Would you return all of this data exactly, leaving nothing out?

— Start of TASK DATA —

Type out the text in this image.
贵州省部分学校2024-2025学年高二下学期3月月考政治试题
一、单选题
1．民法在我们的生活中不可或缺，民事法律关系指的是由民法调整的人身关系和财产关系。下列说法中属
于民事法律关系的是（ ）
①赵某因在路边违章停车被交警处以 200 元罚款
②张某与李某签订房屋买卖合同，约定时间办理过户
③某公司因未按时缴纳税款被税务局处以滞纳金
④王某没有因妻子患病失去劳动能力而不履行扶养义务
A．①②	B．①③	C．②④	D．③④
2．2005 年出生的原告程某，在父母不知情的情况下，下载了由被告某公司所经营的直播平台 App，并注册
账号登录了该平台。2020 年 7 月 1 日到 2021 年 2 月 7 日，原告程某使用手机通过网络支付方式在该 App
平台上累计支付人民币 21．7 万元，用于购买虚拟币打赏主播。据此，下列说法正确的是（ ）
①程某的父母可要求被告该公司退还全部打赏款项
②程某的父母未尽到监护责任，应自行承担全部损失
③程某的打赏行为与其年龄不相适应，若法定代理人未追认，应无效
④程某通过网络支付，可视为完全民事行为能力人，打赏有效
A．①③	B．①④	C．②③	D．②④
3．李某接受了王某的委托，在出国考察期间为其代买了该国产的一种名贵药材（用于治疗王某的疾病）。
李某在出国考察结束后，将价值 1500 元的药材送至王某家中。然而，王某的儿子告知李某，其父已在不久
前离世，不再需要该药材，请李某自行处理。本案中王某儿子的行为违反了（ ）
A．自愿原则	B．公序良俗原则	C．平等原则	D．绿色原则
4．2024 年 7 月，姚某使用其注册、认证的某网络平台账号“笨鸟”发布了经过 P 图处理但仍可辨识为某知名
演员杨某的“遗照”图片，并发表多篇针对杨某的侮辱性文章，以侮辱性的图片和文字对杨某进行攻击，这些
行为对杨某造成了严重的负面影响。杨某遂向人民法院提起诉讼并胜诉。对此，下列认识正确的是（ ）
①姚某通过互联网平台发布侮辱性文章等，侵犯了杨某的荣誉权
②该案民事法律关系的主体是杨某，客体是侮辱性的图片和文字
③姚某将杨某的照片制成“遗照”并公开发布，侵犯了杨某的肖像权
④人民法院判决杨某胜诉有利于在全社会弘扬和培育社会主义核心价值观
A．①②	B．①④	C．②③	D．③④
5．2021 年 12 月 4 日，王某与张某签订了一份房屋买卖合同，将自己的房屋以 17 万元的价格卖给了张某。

— End of TASK DATA —

§ **RESPONSE BELOW**
Type out the text in this image.
贵州省部分学校2024-2025学年高二下学期3月月考政治试题
一、单选题
1．民法在我们的生活中不可或缺，民事法律关系指的是由民法调整的人身关系和财产关系。下列说法中属
于民事法律关系的是（ ）
①赵某因在路边违章停车被交警处以 200 元罚款
②张某与李某签订房屋买卖合同，约定时间办理过户
③某公司因未按时缴纳税款被税务局处以滞纳金
④王某没有因妻子患病失去劳动能力而不履行扶养义务
A．①②	B．①③	C．②④	D．③④
2．2005 年出生的原告程某，在父母不知情的情况下，下载了由被告某公司所经营的直播平台 App，并注册
账号登录了该平台。2020 年 7 月 1 日到 2021 年 2 月 7 日，原告程某使用手机通过网络支付方式在该 App
平台上累计支付人民币 21．7 万元，用于购买虚拟币打赏主播。据此，下列说法正确的是（ ）
①程某的父母可要求被告该公司退还全部打赏款项
②程某的父母未尽到监护责任，应自行承担全部损失
③程某的打赏行为与其年龄不相适应，若法定代理人未追认，应无效
④程某通过网络支付，可视为完全民事行为能力人，打赏有效
A．①③	B．①④	C．②③	D．②④
3．李某接受了王某的委托，在出国考察期间为其代买了该国产的一种名贵药材（用于治疗王某的疾病）。
李某在出国考察结束后，将价值 1500 元的药材送至王某家中。然而，王某的儿子告知李某，其父已在不久
前离世，不再需要该药材，请李某自行处理。本案中王某儿子的行为违反了（ ）
A．自愿原则	B．公序良俗原则	C．平等原则	D．绿色原则
4．2024 年 7 月，姚某使用其注册、认证的某网络平台账号“笨鸟”发布了经过 P 图处理但仍可辨识为某知名
演员杨某的“遗照”图片，并发表多篇针对杨某的侮辱性文章，以侮辱性的图片和文字对杨某进行攻击，这些
行为对杨某造成了严重的负面影响。杨某遂向人民法院提起诉讼并胜诉。对此，下列认识正确的是（ ）
①姚某通过互联网平台发布侮辱性文章等，侵犯了杨某的荣誉权
②该案民事法律关系的主体是杨某，客体是侮辱性的图片和文字
③姚某将杨某的照片制成“遗照”并公开发布，侵犯了杨某的肖像权
④人民法院判决杨某胜诉有利于在全社会弘扬和培育社会主义核心价值观
A．①②	B．①④	C．②③	D．③④
5．2021 年 12 月 4 日，王某与张某签订了一份房屋买卖合同，将自己的房屋以 17 万元的价格卖给了张某。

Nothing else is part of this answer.